The input:
* * * * *
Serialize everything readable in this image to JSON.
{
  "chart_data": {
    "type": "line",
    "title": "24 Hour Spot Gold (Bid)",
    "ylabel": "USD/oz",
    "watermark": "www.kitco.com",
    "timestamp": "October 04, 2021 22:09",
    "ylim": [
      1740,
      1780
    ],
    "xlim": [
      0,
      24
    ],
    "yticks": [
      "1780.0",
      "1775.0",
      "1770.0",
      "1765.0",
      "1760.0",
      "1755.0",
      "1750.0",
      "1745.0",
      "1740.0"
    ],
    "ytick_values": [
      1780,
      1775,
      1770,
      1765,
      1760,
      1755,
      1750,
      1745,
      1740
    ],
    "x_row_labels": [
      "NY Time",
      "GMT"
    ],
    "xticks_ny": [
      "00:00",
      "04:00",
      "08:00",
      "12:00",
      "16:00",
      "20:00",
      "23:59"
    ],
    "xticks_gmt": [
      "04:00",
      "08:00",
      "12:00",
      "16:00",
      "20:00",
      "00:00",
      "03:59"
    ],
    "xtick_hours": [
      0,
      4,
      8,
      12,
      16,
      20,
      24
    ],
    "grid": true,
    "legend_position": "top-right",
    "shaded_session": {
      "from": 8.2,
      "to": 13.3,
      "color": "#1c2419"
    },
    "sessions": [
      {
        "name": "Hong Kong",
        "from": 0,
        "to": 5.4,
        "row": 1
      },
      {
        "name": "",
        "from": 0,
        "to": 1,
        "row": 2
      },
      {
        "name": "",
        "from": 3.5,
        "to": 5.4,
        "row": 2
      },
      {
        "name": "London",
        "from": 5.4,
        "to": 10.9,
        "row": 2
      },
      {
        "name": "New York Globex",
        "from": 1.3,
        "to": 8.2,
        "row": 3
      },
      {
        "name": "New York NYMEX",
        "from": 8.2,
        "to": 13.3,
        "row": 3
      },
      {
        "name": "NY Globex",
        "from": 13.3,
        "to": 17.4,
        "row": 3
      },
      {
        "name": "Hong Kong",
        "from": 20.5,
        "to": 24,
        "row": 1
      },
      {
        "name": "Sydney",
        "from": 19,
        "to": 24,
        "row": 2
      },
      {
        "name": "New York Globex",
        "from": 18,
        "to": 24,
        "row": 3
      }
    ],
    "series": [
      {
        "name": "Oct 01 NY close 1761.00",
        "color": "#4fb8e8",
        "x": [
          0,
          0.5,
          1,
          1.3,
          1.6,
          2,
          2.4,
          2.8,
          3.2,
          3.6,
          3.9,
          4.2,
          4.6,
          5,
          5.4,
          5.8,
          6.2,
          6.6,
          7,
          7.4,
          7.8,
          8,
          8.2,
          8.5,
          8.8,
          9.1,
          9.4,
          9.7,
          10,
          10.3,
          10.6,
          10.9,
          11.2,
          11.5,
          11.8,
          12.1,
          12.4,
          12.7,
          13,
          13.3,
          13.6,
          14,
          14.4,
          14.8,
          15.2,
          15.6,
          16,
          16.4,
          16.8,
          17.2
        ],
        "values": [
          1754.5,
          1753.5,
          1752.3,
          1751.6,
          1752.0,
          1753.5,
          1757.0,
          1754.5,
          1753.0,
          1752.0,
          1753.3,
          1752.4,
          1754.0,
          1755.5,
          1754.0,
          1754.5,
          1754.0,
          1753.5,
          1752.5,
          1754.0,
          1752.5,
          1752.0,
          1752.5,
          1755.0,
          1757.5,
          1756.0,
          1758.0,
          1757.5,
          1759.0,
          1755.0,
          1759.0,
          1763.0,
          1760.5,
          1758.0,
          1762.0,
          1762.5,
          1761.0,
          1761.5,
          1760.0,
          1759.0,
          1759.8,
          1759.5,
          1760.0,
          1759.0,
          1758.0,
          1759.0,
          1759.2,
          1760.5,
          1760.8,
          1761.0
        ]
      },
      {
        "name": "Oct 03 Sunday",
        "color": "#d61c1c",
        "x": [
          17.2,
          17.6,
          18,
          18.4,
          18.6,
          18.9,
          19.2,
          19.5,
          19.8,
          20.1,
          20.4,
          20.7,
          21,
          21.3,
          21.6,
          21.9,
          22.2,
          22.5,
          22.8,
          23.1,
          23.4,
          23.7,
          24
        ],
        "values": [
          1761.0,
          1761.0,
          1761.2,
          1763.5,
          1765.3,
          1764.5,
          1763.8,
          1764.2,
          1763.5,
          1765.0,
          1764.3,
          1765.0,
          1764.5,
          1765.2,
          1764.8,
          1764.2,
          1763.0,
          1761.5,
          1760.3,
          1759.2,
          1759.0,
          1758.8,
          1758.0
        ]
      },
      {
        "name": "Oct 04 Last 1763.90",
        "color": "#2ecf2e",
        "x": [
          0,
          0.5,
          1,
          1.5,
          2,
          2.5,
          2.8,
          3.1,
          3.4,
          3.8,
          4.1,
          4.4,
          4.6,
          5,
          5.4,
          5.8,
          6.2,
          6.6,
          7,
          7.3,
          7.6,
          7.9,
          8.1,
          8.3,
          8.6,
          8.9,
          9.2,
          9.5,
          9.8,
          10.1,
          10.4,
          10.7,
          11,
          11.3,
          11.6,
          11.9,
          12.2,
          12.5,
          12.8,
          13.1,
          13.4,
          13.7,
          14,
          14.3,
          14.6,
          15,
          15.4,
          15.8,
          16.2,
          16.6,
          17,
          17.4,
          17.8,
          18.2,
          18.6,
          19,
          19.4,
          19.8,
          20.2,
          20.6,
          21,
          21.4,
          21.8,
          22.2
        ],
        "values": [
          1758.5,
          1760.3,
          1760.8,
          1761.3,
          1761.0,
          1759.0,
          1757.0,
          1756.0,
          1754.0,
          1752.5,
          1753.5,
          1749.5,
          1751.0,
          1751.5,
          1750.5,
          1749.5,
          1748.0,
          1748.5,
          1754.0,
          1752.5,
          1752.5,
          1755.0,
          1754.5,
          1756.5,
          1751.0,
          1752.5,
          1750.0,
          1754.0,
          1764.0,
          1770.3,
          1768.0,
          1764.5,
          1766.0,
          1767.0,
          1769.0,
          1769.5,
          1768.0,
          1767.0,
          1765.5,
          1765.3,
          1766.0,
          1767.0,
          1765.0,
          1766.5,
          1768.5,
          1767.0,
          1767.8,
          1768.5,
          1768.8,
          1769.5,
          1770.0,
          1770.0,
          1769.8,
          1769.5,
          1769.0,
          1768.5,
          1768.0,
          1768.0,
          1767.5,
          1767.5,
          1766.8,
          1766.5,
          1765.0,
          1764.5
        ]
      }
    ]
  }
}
* * * * *
Given problem:
For the material, find the number of lines holding the word "from" and give that figure and nothing more.

Response to this task:
11